_Written task_
Print, word for word, every line from the start of the records down to and including the line that contains "- module-meta: 1".

(Records of labeled boxes)
--*--

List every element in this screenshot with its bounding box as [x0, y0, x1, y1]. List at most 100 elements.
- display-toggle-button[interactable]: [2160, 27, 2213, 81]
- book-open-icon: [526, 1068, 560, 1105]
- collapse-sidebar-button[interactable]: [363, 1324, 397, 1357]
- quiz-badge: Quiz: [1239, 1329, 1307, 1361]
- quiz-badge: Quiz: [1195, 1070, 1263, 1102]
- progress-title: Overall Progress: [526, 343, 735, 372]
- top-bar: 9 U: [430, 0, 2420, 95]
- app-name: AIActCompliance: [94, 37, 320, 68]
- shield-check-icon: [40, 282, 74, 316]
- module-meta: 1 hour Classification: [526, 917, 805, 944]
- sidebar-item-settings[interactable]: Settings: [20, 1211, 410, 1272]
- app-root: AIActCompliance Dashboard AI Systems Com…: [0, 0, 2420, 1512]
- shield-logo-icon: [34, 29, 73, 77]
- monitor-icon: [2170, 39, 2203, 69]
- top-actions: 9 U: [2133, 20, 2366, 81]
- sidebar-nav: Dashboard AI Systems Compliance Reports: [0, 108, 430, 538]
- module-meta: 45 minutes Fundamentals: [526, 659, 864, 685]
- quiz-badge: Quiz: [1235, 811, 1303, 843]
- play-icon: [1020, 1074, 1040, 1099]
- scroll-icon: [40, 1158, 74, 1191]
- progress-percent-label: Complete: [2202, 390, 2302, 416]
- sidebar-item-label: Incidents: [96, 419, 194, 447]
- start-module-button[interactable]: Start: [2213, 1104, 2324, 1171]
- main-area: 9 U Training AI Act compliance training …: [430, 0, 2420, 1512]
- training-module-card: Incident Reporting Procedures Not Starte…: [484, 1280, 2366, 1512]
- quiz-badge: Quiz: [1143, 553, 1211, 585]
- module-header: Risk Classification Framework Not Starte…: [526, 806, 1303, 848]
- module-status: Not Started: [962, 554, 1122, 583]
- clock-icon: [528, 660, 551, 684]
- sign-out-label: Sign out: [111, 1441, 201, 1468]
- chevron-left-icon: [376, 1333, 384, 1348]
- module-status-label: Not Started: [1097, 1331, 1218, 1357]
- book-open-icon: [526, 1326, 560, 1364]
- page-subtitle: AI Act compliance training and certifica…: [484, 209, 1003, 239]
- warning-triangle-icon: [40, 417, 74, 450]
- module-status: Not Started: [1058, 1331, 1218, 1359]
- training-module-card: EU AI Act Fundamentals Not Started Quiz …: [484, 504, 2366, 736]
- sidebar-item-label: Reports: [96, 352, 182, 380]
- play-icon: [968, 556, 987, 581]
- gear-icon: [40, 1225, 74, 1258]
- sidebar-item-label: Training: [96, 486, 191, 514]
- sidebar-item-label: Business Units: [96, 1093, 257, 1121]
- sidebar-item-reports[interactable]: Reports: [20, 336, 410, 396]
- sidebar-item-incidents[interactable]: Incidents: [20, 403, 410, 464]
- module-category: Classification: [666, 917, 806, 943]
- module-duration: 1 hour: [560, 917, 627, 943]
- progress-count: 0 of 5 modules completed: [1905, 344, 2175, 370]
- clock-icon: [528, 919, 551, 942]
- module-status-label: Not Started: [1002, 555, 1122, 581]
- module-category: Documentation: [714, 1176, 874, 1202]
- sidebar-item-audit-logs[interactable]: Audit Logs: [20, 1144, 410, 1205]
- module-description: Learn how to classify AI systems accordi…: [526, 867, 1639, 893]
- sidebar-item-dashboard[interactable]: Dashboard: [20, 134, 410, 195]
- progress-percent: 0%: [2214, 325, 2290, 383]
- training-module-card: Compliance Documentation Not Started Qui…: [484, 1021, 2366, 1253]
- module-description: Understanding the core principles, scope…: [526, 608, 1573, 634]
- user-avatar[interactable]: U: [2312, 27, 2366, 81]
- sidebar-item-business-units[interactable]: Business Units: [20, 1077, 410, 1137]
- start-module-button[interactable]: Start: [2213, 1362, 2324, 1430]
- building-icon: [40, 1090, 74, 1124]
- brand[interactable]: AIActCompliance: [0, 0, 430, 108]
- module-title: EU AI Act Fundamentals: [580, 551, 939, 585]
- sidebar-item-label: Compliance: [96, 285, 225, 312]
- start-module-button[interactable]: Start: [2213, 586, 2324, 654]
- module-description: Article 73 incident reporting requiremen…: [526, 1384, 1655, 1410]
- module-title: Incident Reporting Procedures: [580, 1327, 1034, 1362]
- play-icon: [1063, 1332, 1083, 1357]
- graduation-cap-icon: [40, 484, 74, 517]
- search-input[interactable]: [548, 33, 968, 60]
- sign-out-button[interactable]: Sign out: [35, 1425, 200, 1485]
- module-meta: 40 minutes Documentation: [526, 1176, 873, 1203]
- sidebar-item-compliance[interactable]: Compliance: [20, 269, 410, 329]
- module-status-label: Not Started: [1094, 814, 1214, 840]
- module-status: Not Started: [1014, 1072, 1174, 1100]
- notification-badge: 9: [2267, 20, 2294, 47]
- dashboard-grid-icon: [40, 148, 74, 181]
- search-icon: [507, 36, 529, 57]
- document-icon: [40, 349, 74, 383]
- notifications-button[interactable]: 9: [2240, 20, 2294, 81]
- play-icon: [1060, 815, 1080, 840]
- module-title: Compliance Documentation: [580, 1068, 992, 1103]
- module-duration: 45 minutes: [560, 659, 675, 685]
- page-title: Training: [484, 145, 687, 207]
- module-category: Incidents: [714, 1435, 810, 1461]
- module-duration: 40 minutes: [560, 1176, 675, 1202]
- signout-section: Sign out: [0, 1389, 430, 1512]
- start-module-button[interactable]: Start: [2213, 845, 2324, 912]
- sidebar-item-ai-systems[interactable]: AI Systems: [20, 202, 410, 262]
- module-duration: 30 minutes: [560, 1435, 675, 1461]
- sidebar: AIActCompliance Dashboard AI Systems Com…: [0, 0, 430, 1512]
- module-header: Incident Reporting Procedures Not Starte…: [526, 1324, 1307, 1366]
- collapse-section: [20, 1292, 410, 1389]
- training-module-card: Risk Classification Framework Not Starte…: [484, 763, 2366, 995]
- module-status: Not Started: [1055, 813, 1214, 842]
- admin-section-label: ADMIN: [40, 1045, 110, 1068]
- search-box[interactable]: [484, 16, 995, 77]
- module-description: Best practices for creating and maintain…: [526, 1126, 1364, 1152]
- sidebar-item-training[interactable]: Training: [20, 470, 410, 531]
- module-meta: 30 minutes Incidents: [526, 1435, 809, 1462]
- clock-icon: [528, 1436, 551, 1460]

--*--

_Result_
List every element in this screenshot with its bounding box as [x0, y0, x1, y1]. List at most 100 elements.
- display-toggle-button[interactable]: [2160, 27, 2213, 81]
- book-open-icon: [526, 1068, 560, 1105]
- collapse-sidebar-button[interactable]: [363, 1324, 397, 1357]
- quiz-badge: Quiz: [1239, 1329, 1307, 1361]
- quiz-badge: Quiz: [1195, 1070, 1263, 1102]
- progress-title: Overall Progress: [526, 343, 735, 372]
- top-bar: 9 U: [430, 0, 2420, 95]
- app-name: AIActCompliance: [94, 37, 320, 68]
- shield-check-icon: [40, 282, 74, 316]
- module-meta: 1 hour Classification: [526, 917, 805, 944]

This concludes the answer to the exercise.